[Items from a dataset]
--- START ---

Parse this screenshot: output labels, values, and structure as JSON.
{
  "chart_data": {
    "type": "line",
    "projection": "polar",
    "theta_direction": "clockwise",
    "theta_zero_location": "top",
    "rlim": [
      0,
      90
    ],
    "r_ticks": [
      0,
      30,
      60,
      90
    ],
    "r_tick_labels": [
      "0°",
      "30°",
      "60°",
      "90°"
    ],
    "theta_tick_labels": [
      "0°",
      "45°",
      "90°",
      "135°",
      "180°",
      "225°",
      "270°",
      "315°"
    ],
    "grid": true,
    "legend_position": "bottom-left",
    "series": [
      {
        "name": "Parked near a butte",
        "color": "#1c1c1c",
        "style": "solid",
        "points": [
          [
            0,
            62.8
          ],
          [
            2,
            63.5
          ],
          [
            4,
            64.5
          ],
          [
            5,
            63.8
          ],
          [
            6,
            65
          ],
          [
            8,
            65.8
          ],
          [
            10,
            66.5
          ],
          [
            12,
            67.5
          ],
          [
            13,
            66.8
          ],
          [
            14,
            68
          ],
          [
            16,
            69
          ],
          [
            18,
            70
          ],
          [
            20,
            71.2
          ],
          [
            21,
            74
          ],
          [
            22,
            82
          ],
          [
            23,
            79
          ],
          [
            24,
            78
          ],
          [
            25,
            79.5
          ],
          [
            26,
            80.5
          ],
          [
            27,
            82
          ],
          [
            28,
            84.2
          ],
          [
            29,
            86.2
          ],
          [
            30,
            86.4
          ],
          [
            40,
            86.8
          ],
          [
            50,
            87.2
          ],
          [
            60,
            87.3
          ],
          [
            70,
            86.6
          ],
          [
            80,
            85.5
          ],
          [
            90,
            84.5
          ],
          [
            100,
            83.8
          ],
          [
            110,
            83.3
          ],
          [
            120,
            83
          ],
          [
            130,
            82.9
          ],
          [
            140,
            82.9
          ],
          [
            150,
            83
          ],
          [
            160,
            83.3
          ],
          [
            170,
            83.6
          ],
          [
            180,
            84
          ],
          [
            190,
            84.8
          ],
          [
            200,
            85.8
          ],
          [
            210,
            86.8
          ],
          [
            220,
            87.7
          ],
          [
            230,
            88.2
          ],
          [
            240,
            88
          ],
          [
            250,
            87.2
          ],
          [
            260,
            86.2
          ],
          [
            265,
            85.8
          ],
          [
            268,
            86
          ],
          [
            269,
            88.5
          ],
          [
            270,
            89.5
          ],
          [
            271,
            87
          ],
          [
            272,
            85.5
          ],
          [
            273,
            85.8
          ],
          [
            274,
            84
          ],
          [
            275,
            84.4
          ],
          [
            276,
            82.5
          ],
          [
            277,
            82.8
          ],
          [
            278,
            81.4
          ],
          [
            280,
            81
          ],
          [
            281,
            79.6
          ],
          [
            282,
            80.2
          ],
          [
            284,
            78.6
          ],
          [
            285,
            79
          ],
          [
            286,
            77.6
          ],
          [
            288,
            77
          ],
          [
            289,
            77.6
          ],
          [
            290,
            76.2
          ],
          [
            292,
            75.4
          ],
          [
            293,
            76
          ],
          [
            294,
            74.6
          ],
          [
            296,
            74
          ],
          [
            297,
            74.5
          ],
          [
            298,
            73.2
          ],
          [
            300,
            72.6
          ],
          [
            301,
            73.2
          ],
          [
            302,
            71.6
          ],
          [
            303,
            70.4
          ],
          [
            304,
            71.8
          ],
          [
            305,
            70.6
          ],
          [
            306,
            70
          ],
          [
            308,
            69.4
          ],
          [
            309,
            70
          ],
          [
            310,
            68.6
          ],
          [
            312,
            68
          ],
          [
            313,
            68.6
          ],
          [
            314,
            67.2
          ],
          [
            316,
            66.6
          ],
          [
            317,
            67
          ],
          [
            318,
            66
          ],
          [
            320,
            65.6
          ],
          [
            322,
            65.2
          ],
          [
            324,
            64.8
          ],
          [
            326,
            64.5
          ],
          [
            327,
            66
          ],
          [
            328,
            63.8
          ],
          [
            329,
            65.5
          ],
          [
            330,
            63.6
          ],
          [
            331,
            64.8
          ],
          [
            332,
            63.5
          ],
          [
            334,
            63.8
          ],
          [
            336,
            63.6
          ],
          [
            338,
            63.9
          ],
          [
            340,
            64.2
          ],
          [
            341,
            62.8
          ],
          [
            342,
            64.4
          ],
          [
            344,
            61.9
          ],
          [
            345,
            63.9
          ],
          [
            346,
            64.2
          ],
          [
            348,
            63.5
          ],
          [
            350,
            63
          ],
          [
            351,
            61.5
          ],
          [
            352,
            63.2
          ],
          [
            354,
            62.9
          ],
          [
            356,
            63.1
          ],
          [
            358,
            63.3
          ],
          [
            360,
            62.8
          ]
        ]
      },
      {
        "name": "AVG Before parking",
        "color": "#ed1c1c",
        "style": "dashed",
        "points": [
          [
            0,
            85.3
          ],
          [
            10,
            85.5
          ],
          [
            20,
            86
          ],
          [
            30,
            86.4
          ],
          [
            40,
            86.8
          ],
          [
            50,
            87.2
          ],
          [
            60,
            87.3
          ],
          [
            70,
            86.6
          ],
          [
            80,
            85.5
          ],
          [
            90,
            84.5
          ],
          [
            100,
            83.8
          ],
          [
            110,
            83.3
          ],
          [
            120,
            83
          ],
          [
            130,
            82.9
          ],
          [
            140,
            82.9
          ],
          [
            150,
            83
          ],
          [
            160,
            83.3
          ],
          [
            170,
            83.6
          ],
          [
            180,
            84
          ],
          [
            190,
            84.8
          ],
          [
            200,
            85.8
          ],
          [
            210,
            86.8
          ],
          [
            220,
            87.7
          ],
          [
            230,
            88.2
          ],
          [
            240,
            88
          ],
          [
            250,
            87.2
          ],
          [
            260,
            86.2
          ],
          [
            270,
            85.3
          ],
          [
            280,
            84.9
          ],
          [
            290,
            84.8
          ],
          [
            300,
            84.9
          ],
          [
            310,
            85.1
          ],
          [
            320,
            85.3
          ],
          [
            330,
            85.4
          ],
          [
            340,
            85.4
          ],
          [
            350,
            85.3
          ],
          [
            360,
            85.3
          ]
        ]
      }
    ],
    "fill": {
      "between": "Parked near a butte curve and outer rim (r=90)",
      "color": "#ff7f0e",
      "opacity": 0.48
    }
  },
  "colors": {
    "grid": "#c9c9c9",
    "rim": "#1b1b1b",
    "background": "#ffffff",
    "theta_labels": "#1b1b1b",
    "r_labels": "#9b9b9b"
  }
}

--- END ---

Make an exact copy of the material above.

# Answer to this task
Parse this screenshot: output labels, values, and structure as JSON.
{
  "chart_data": {
    "type": "line",
    "projection": "polar",
    "theta_direction": "clockwise",
    "theta_zero_location": "top",
    "rlim": [
      0,
      90
    ],
    "r_ticks": [
      0,
      30,
      60,
      90
    ],
    "r_tick_labels": [
      "0°",
      "30°",
      "60°",
      "90°"
    ],
    "theta_tick_labels": [
      "0°",
      "45°",
      "90°",
      "135°",
      "180°",
      "225°",
      "270°",
      "315°"
    ],
    "grid": true,
    "legend_position": "bottom-left",
    "series": [
      {
        "name": "Parked near a butte",
        "color": "#1c1c1c",
        "style": "solid",
        "points": [
          [
            0,
            62.8
          ],
          [
            2,
            63.5
          ],
          [
            4,
            64.5
          ],
          [
            5,
            63.8
          ],
          [
            6,
            65
          ],
          [
            8,
            65.8
          ],
          [
            10,
            66.5
          ],
          [
            12,
            67.5
          ],
          [
            13,
            66.8
          ],
          [
            14,
            68
          ],
          [
            16,
            69
          ],
          [
            18,
            70
          ],
          [
            20,
            71.2
          ],
          [
            21,
            74
          ],
          [
            22,
            82
          ],
          [
            23,
            79
          ],
          [
            24,
            78
          ],
          [
            25,
            79.5
          ],
          [
            26,
            80.5
          ],
          [
            27,
            82
          ],
          [
            28,
            84.2
          ],
          [
            29,
            86.2
          ],
          [
            30,
            86.4
          ],
          [
            40,
            86.8
          ],
          [
            50,
            87.2
          ],
          [
            60,
            87.3
          ],
          [
            70,
            86.6
          ],
          [
            80,
            85.5
          ],
          [
            90,
            84.5
          ],
          [
            100,
            83.8
          ],
          [
            110,
            83.3
          ],
          [
            120,
            83
          ],
          [
            130,
            82.9
          ],
          [
            140,
            82.9
          ],
          [
            150,
            83
          ],
          [
            160,
            83.3
          ],
          [
            170,
            83.6
          ],
          [
            180,
            84
          ],
          [
            190,
            84.8
          ],
          [
            200,
            85.8
          ],
          [
            210,
            86.8
          ],
          [
            220,
            87.7
          ],
          [
            230,
            88.2
          ],
          [
            240,
            88
          ],
          [
            250,
            87.2
          ],
          [
            260,
            86.2
          ],
          [
            265,
            85.8
          ],
          [
            268,
            86
          ],
          [
            269,
            88.5
          ],
          [
            270,
            89.5
          ],
          [
            271,
            87
          ],
          [
            272,
            85.5
          ],
          [
            273,
            85.8
          ],
          [
            274,
            84
          ],
          [
            275,
            84.4
          ],
          [
            276,
            82.5
          ],
          [
            277,
            82.8
          ],
          [
            278,
            81.4
          ],
          [
            280,
            81
          ],
          [
            281,
            79.6
          ],
          [
            282,
            80.2
          ],
          [
            284,
            78.6
          ],
          [
            285,
            79
          ],
          [
            286,
            77.6
          ],
          [
            288,
            77
          ],
          [
            289,
            77.6
          ],
          [
            290,
            76.2
          ],
          [
            292,
            75.4
          ],
          [
            293,
            76
          ],
          [
            294,
            74.6
          ],
          [
            296,
            74
          ],
          [
            297,
            74.5
          ],
          [
            298,
            73.2
          ],
          [
            300,
            72.6
          ],
          [
            301,
            73.2
          ],
          [
            302,
            71.6
          ],
          [
            303,
            70.4
          ],
          [
            304,
            71.8
          ],
          [
            305,
            70.6
          ],
          [
            306,
            70
          ],
          [
            308,
            69.4
          ],
          [
            309,
            70
          ],
          [
            310,
            68.6
          ],
          [
            312,
            68
          ],
          [
            313,
            68.6
          ],
          [
            314,
            67.2
          ],
          [
            316,
            66.6
          ],
          [
            317,
            67
          ],
          [
            318,
            66
          ],
          [
            320,
            65.6
          ],
          [
            322,
            65.2
          ],
          [
            324,
            64.8
          ],
          [
            326,
            64.5
          ],
          [
            327,
            66
          ],
          [
            328,
            63.8
          ],
          [
            329,
            65.5
          ],
          [
            330,
            63.6
          ],
          [
            331,
            64.8
          ],
          [
            332,
            63.5
          ],
          [
            334,
            63.8
          ],
          [
            336,
            63.6
          ],
          [
            338,
            63.9
          ],
          [
            340,
            64.2
          ],
          [
            341,
            62.8
          ],
          [
            342,
            64.4
          ],
          [
            344,
            61.9
          ],
          [
            345,
            63.9
          ],
          [
            346,
            64.2
          ],
          [
            348,
            63.5
          ],
          [
            350,
            63
          ],
          [
            351,
            61.5
          ],
          [
            352,
            63.2
          ],
          [
            354,
            62.9
          ],
          [
            356,
            63.1
          ],
          [
            358,
            63.3
          ],
          [
            360,
            62.8
          ]
        ]
      },
      {
        "name": "AVG Before parking",
        "color": "#ed1c1c",
        "style": "dashed",
        "points": [
          [
            0,
            85.3
          ],
          [
            10,
            85.5
          ],
          [
            20,
            86
          ],
          [
            30,
            86.4
          ],
          [
            40,
            86.8
          ],
          [
            50,
            87.2
          ],
          [
            60,
            87.3
          ],
          [
            70,
            86.6
          ],
          [
            80,
            85.5
          ],
          [
            90,
            84.5
          ],
          [
            100,
            83.8
          ],
          [
            110,
            83.3
          ],
          [
            120,
            83
          ],
          [
            130,
            82.9
          ],
          [
            140,
            82.9
          ],
          [
            150,
            83
          ],
          [
            160,
            83.3
          ],
          [
            170,
            83.6
          ],
          [
            180,
            84
          ],
          [
            190,
            84.8
          ],
          [
            200,
            85.8
          ],
          [
            210,
            86.8
          ],
          [
            220,
            87.7
          ],
          [
            230,
            88.2
          ],
          [
            240,
            88
          ],
          [
            250,
            87.2
          ],
          [
            260,
            86.2
          ],
          [
            270,
            85.3
          ],
          [
            280,
            84.9
          ],
          [
            290,
            84.8
          ],
          [
            300,
            84.9
          ],
          [
            310,
            85.1
          ],
          [
            320,
            85.3
          ],
          [
            330,
            85.4
          ],
          [
            340,
            85.4
          ],
          [
            350,
            85.3
          ],
          [
            360,
            85.3
          ]
        ]
      }
    ],
    "fill": {
      "between": "Parked near a butte curve and outer rim (r=90)",
      "color": "#ff7f0e",
      "opacity": 0.48
    }
  },
  "colors": {
    "grid": "#c9c9c9",
    "rim": "#1b1b1b",
    "background": "#ffffff",
    "theta_labels": "#1b1b1b",
    "r_labels": "#9b9b9b"
  }
}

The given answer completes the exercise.